- Tarefa -
Reproduza na íntegra o texto sobre a reação do público ao filme Borat, sem mudar nenhuma palavra nem a pontuação.

==== Trecho citado ====

Simplicíssimo

Borat!

O Brasil vai mal. Saímos do filme Borat, hilariante, e percebemos que só nós, eu e Fran, estávamos achando o filme engraçado para valer. Fran foi ao toalete e lá escutou de uma mulher da classe média paulistana, que falava sem graves erros de português: “eu pensei que fosse uma comédia”. A outra respondeu: “ah, é válido, é um filme diferente, não é?” Contei isso a amigos de outras capitais e eles disseram que tiveram a mesma impressão. Há vinte anos ou trinta, esse tipo de filme era amado e entendido pela classe média. O que ocorreu no Brasil? Isso já é um índice educacional de nosso povo?

==== Listagem fornecida ====

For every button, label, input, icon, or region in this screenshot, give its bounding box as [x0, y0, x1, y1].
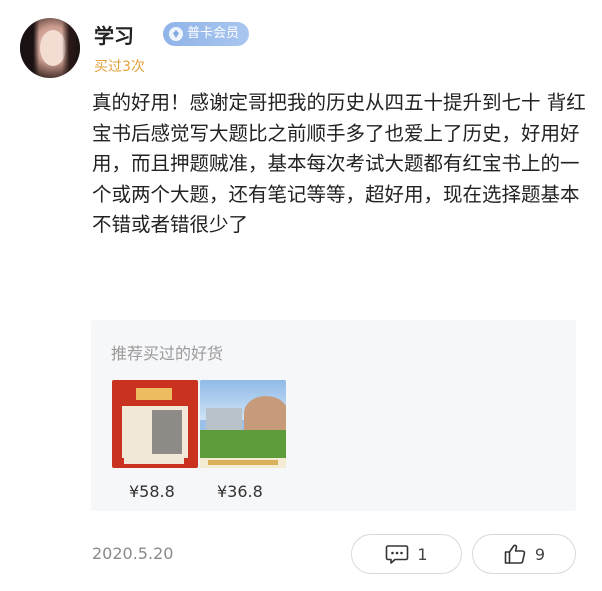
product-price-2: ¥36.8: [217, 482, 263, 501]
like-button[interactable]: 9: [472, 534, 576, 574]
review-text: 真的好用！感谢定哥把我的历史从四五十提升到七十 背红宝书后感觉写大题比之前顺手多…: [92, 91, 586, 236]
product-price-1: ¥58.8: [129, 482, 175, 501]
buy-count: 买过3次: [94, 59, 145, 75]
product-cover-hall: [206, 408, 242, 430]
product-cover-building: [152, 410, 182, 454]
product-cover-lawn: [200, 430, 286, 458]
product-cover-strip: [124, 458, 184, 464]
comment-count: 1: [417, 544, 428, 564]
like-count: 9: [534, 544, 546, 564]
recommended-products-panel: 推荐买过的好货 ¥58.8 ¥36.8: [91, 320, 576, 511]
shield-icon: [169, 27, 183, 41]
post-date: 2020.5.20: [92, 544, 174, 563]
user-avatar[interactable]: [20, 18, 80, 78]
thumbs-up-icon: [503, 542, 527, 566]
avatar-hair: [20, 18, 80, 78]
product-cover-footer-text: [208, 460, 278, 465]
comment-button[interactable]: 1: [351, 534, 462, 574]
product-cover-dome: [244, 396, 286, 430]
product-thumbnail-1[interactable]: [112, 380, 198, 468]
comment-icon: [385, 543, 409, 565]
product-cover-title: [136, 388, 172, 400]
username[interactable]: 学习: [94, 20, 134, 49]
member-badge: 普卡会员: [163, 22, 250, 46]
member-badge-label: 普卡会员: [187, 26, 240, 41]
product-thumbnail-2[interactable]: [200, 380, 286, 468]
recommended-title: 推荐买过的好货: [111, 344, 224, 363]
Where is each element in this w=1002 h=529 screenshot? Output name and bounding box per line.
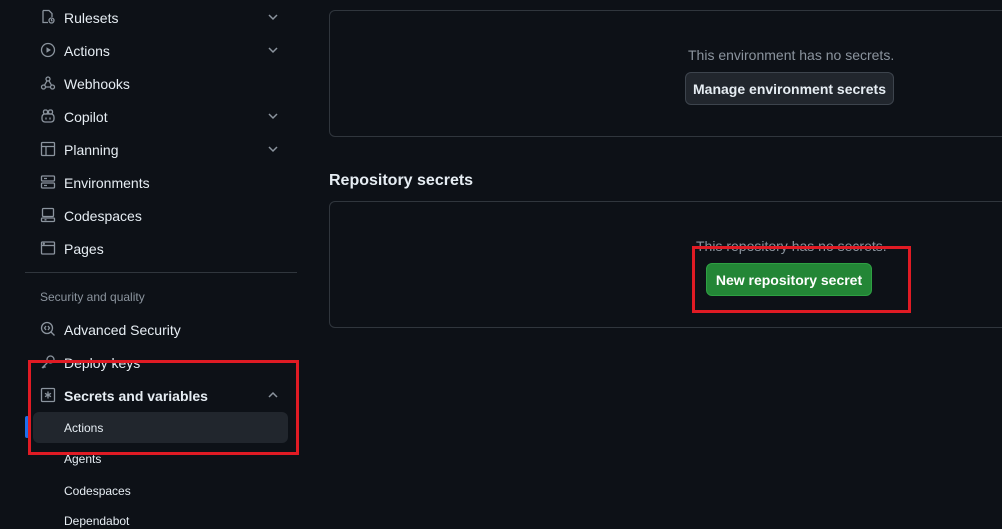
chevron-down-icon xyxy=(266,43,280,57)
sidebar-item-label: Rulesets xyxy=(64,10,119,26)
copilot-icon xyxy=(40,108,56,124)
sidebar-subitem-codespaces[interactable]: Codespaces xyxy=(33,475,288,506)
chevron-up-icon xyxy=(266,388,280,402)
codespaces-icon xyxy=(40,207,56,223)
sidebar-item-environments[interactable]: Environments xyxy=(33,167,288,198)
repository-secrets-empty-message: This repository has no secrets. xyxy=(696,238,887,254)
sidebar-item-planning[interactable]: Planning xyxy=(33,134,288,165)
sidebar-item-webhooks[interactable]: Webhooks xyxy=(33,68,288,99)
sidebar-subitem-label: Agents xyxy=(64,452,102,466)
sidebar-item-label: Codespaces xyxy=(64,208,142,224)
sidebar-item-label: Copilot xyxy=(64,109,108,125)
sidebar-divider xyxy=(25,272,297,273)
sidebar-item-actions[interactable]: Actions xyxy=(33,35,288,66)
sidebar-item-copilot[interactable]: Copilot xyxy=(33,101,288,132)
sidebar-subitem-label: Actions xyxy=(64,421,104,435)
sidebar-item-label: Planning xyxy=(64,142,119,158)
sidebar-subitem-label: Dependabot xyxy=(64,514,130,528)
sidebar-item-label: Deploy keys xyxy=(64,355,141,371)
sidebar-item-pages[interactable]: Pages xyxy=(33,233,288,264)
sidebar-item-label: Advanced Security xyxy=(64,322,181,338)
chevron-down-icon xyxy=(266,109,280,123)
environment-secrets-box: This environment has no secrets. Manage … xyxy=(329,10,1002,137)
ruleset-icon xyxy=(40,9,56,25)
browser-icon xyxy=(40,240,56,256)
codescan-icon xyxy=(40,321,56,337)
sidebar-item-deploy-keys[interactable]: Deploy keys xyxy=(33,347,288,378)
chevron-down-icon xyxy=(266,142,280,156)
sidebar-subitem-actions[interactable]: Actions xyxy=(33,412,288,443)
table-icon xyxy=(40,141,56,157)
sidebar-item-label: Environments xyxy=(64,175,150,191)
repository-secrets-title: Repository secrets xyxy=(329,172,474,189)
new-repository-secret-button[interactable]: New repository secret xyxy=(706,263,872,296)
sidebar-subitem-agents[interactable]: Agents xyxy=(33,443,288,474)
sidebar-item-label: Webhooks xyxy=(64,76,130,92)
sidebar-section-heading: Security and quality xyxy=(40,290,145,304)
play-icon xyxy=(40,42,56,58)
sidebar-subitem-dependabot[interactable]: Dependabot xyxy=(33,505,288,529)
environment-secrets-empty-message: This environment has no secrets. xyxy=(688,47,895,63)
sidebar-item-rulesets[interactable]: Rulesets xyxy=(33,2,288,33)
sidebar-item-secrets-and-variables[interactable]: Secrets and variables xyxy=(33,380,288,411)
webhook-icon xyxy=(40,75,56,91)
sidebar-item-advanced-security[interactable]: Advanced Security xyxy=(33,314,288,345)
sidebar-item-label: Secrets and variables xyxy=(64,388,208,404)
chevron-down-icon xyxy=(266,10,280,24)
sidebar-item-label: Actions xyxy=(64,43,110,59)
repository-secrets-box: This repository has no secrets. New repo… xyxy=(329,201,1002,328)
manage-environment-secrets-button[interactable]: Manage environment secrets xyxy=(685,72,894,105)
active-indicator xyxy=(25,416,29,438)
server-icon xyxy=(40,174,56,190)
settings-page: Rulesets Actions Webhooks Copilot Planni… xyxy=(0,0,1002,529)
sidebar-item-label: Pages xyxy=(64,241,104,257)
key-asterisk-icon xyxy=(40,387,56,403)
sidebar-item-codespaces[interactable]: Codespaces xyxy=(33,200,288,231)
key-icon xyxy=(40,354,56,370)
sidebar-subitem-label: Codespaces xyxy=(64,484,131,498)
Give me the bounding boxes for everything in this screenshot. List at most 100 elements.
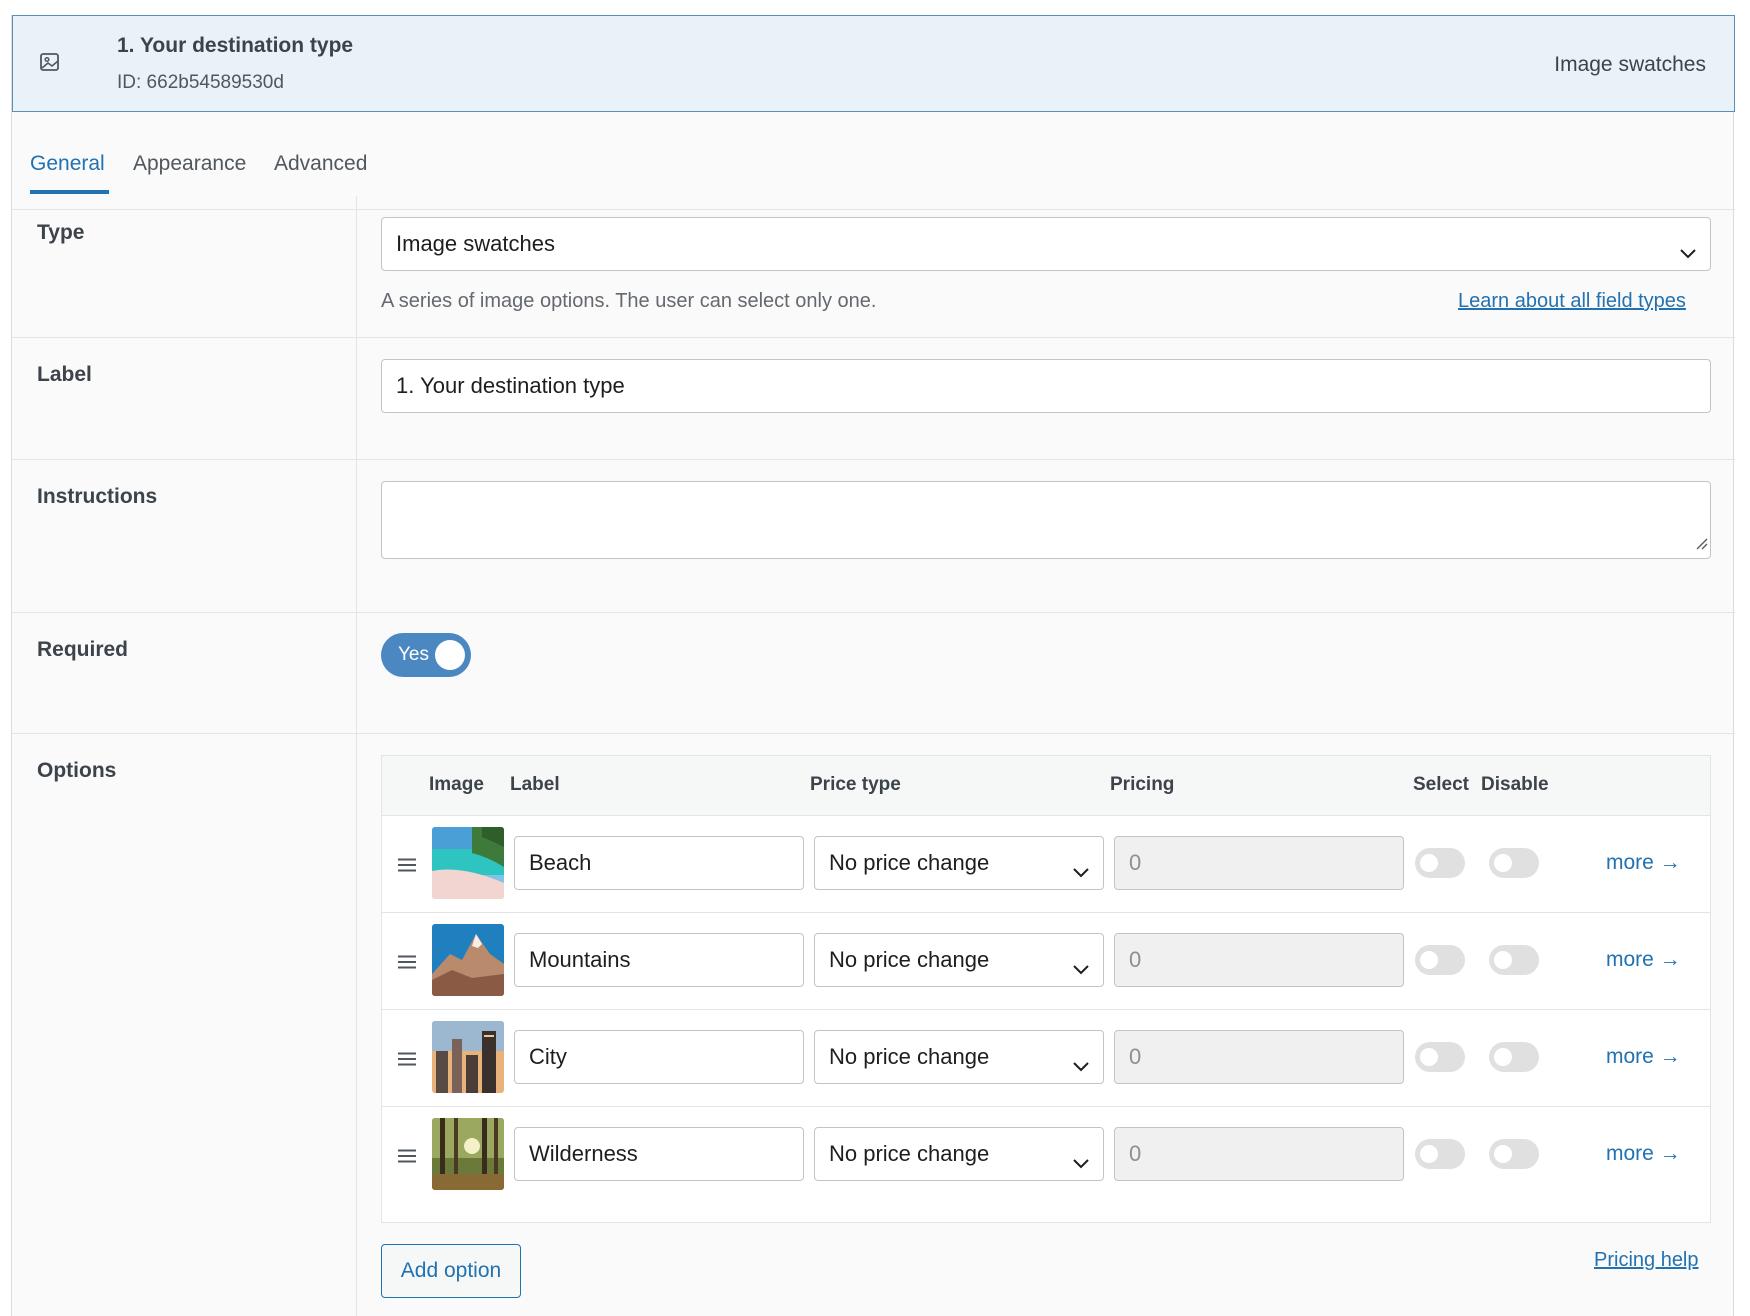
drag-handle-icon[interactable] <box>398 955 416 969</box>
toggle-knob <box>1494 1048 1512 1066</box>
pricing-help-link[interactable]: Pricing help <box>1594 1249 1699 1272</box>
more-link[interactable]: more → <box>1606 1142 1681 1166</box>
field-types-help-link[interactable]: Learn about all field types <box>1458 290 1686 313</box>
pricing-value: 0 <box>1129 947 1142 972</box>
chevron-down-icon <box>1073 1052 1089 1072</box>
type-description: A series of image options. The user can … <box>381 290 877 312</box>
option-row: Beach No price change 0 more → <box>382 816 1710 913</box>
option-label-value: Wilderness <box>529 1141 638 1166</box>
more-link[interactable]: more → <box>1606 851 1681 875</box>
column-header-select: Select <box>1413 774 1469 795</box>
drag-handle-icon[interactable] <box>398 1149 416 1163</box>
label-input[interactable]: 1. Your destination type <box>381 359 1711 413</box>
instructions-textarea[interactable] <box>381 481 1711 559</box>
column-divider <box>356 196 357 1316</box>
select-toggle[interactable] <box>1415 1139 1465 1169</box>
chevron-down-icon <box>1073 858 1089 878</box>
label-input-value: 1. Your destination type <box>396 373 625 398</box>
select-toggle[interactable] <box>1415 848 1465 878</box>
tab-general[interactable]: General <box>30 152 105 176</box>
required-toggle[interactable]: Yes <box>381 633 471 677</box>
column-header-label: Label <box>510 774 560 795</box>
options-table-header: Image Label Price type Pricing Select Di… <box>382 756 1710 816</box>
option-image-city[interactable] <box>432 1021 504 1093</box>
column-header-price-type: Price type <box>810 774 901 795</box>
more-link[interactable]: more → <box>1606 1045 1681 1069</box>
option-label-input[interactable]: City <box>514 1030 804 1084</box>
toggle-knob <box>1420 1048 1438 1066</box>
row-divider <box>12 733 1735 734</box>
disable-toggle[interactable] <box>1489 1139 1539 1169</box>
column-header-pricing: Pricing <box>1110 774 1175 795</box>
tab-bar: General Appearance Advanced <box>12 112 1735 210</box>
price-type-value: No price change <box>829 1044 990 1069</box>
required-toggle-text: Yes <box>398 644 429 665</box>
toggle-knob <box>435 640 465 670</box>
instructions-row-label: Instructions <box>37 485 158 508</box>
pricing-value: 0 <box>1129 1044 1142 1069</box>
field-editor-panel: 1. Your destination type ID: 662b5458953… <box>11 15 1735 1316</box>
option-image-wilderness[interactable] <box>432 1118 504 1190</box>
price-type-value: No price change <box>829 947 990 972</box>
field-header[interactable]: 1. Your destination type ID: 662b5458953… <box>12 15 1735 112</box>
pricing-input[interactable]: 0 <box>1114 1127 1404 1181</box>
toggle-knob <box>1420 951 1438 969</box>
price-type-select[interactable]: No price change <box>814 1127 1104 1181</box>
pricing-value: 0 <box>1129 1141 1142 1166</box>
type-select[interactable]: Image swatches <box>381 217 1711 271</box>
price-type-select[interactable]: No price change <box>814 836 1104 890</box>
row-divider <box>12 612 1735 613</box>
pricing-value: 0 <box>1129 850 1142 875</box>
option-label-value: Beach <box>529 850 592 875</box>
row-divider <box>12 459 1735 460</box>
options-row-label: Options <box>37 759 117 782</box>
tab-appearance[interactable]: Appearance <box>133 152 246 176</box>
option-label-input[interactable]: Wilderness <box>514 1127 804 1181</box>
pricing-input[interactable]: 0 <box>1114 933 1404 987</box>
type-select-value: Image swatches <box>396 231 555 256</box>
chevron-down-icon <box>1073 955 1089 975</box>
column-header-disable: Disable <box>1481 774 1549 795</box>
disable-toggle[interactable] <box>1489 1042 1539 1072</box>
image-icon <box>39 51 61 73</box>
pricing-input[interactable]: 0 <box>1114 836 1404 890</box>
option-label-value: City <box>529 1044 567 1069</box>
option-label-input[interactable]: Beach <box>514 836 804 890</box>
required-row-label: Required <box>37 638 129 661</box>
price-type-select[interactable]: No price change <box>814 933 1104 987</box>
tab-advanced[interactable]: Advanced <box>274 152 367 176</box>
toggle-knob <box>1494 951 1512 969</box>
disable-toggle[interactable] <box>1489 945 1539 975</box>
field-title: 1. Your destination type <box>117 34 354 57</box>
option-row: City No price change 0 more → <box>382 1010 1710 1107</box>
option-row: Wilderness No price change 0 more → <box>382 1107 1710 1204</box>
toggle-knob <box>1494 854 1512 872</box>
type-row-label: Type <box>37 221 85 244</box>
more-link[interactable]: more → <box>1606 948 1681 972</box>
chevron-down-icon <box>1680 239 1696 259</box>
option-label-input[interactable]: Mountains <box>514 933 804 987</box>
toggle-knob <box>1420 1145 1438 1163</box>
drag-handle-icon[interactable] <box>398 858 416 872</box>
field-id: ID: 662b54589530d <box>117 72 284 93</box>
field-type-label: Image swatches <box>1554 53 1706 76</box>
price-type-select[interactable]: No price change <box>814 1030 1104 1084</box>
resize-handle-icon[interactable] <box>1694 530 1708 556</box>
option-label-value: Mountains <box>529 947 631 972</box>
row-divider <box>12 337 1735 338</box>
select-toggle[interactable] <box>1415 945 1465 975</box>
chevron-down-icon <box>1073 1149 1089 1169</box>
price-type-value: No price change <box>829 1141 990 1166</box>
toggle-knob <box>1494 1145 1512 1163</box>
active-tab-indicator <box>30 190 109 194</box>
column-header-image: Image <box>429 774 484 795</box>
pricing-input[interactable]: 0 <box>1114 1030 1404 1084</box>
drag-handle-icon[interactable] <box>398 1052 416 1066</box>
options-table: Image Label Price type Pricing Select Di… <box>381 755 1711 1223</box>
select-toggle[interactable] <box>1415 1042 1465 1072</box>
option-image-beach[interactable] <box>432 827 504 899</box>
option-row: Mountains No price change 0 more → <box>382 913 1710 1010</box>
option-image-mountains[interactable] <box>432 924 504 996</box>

====

- Tarefa concluída -
Simplicíssimo

Borat!

O Brasil vai mal. Saímos do filme Borat, hilariante, e percebemos que só nós, eu e Fran, estávamos achando o filme engraçado para valer. Fran foi ao toalete e lá escutou de uma mulher da classe média paulistana, que falava sem graves erros de português: “eu pensei que fosse uma comédia”. A outra respondeu: “ah, é válido, é um filme diferente, não é?” Contei isso a amigos de outras capitais e eles disseram que tiveram a mesma impressão. Há vinte anos ou trinta, esse tipo de filme era amado e entendido pela classe média. O que ocorreu no Brasil? Isso já é um índice educacional de nosso povo?